What to work on: Across the records, how many lines contain "opatření"? Answer with the number alone.
:: Records for this exercise
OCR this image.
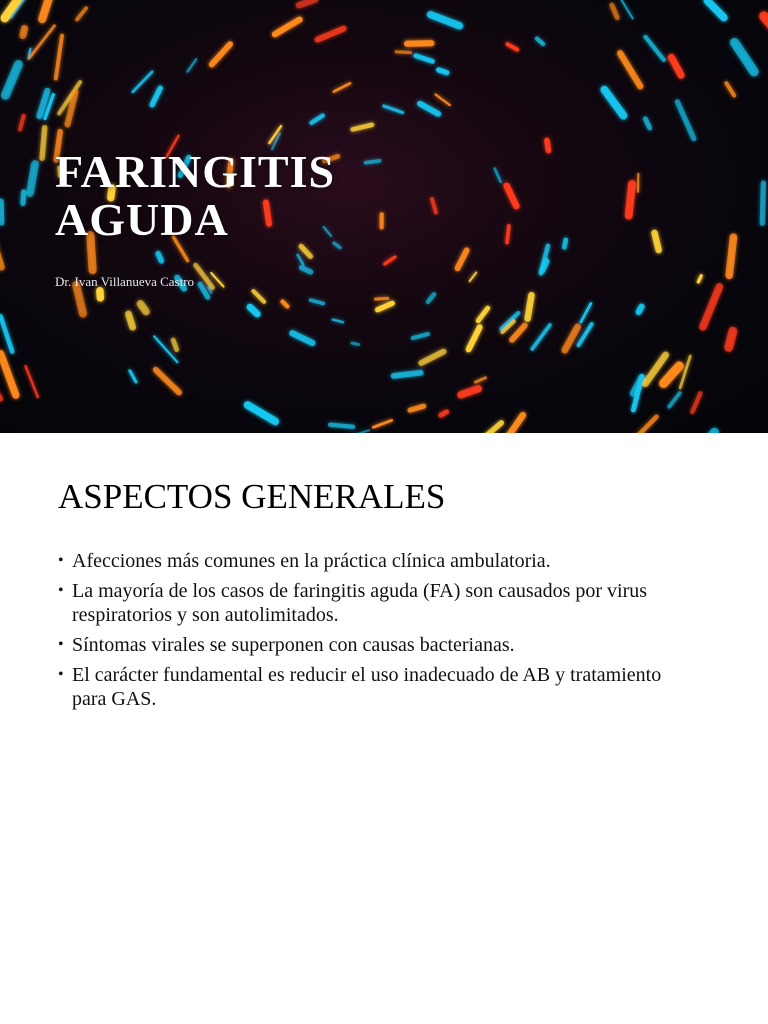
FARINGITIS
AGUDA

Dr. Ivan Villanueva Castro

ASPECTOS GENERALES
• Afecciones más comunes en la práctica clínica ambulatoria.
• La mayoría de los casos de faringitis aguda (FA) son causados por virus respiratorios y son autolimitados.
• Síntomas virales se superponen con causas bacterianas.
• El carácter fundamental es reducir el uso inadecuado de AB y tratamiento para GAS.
::::
:: Records for this exercise
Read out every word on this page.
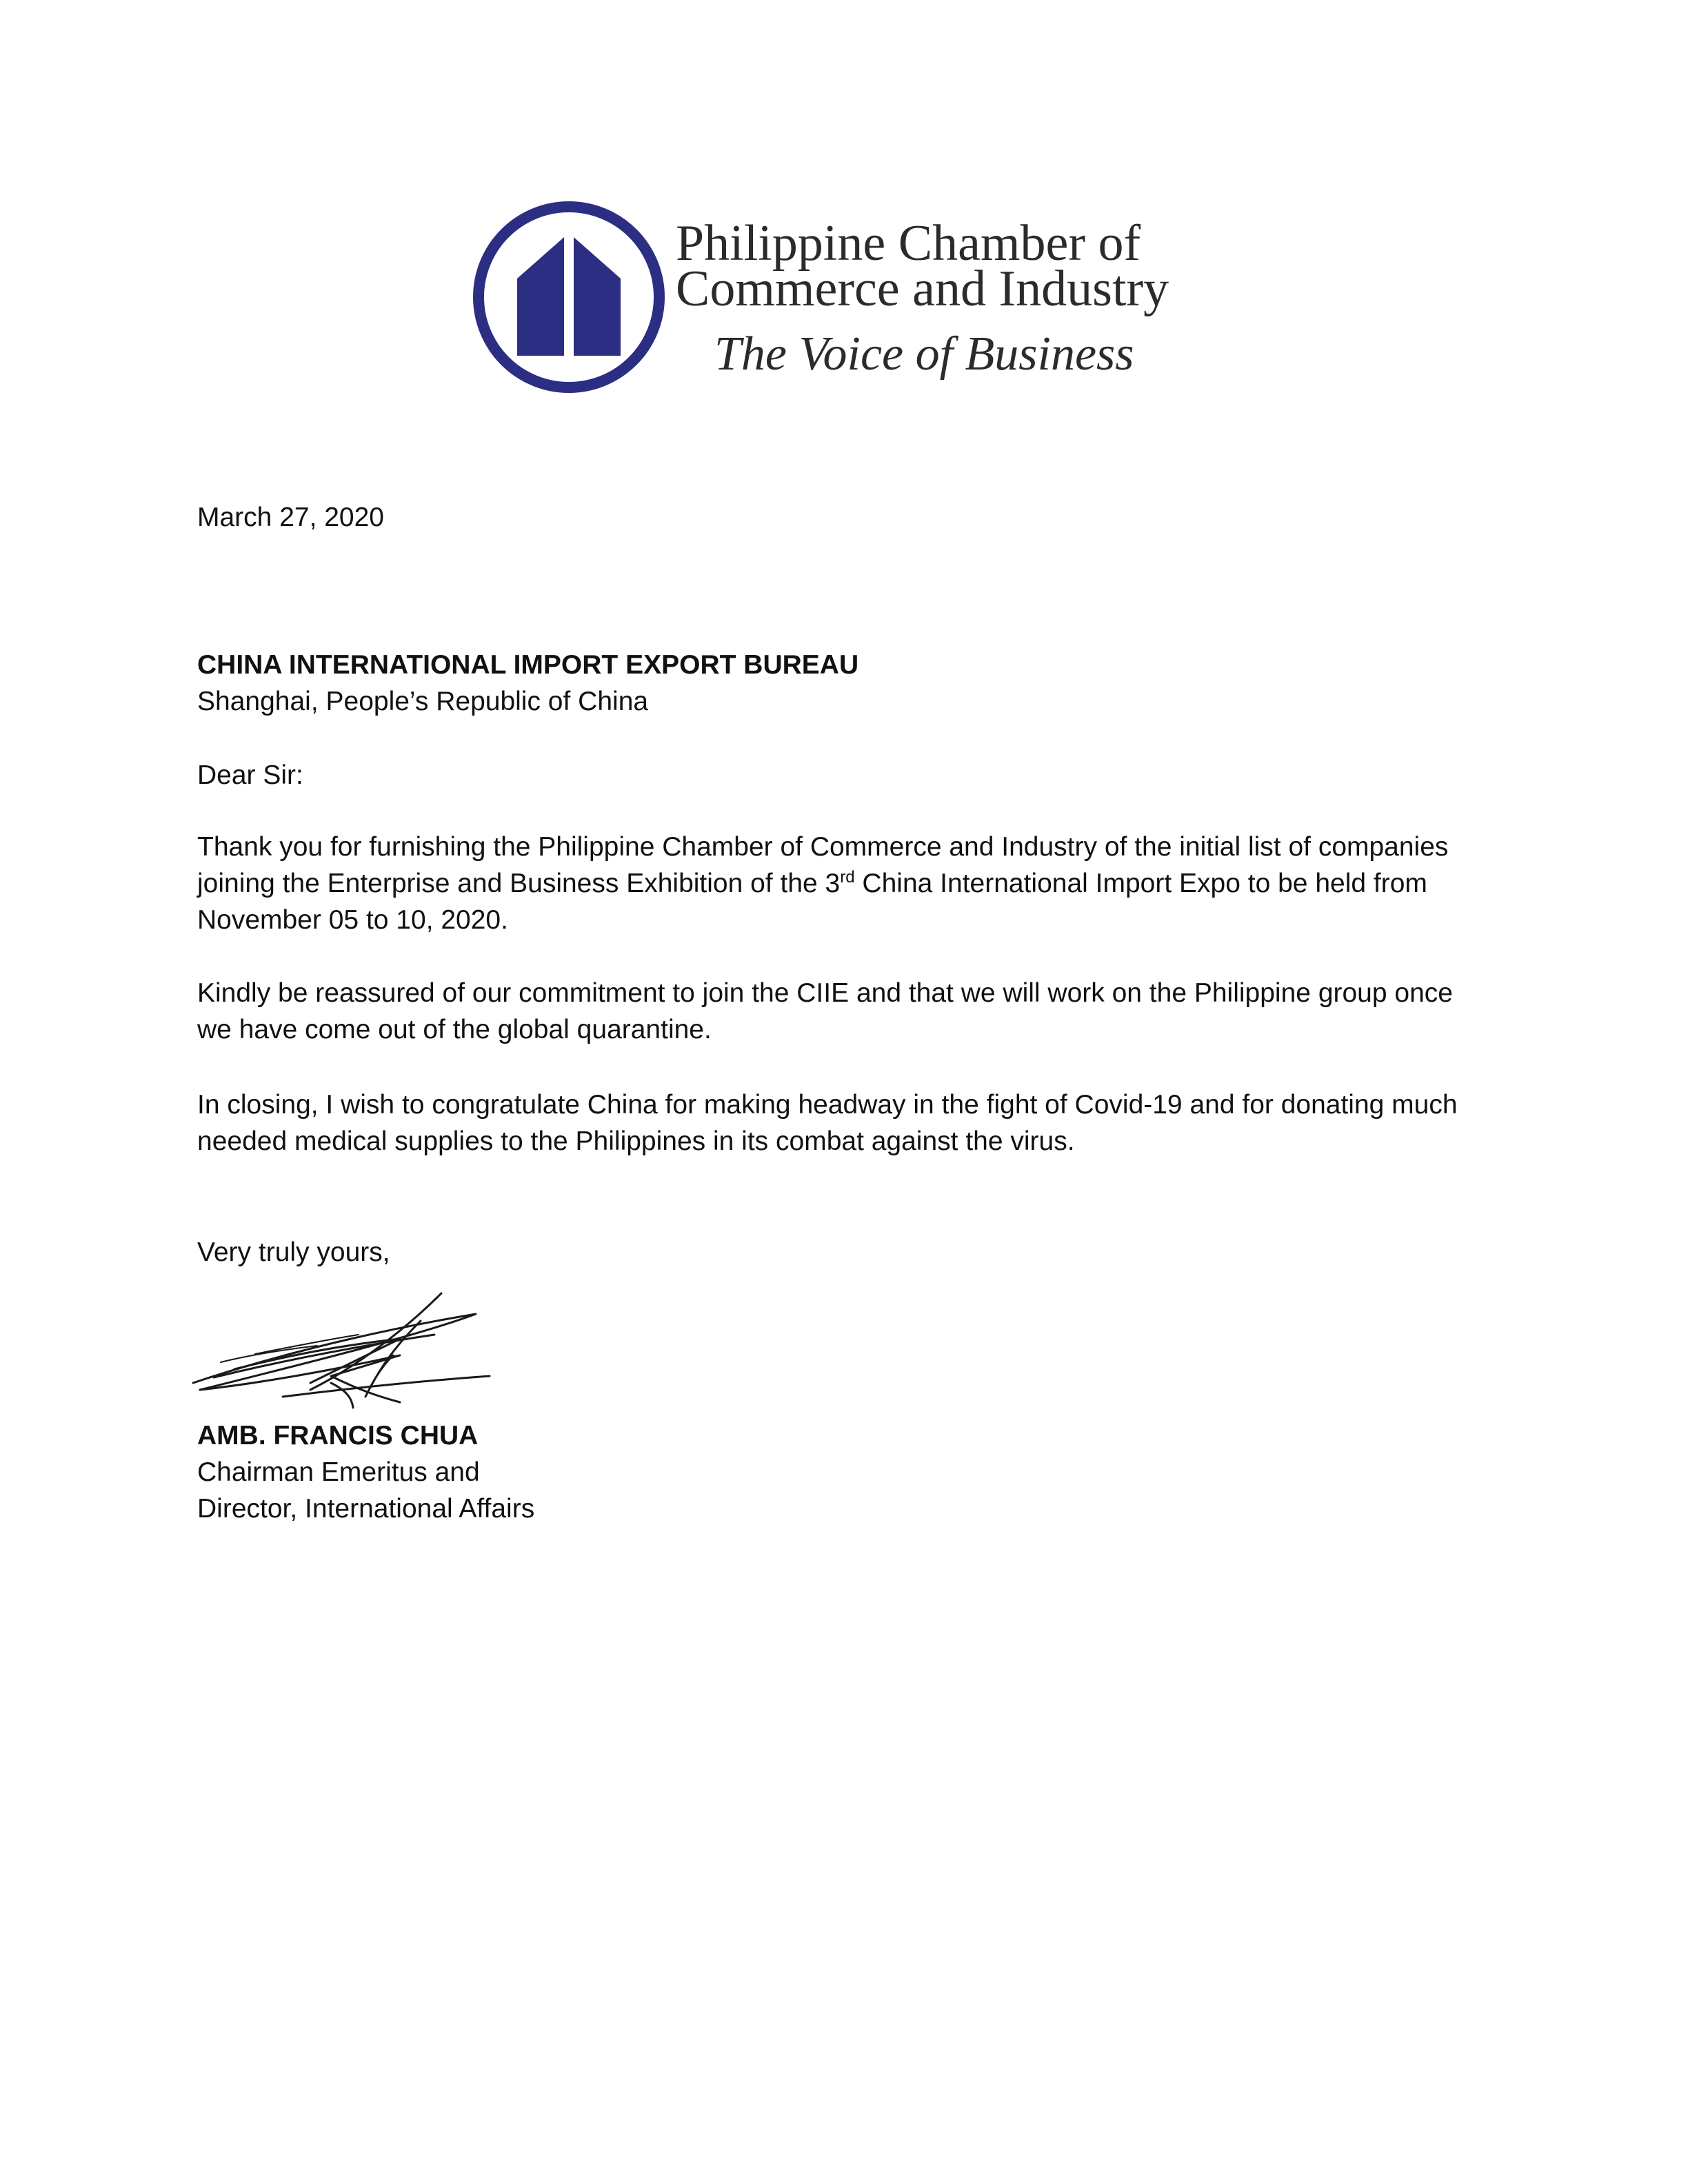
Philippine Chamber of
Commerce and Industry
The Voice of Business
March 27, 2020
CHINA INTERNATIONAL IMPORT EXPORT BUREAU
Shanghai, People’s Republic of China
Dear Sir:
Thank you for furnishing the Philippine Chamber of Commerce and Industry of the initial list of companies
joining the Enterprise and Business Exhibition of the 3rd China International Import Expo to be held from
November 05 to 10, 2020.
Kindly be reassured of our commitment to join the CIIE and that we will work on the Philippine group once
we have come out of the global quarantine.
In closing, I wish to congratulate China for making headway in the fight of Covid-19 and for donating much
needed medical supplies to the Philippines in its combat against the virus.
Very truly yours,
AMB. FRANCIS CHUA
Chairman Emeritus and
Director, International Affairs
::::
:: Records for this exercise
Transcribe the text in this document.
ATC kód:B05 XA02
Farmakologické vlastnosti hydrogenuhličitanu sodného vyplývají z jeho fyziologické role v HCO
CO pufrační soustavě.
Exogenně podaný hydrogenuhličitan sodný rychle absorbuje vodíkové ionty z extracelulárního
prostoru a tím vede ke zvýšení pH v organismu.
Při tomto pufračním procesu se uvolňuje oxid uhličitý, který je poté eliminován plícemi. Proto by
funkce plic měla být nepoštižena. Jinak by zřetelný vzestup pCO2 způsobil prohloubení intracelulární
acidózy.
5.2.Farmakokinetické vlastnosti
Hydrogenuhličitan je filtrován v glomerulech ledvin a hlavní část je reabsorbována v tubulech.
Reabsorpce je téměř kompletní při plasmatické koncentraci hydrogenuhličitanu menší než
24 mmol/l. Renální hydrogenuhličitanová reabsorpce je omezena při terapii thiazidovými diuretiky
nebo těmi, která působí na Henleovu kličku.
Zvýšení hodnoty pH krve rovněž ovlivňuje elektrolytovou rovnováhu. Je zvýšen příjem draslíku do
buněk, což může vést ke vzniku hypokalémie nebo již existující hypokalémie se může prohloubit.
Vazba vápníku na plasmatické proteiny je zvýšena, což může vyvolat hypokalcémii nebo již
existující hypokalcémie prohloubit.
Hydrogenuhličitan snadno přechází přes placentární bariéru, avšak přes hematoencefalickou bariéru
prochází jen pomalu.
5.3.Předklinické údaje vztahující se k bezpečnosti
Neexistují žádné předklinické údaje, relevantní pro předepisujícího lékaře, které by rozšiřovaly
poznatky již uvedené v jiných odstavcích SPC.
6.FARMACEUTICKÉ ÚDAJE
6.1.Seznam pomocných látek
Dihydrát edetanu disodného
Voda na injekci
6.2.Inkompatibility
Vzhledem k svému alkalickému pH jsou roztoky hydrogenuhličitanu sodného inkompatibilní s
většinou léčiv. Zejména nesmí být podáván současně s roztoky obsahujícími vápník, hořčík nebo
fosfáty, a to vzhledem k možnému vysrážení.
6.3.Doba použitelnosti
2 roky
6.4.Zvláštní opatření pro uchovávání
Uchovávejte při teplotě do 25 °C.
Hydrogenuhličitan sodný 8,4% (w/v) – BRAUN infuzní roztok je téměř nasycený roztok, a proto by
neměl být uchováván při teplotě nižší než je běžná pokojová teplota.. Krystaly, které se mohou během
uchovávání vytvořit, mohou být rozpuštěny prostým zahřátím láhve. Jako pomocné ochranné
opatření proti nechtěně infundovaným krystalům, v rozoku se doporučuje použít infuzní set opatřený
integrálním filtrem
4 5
::::
Result for this exercise: 2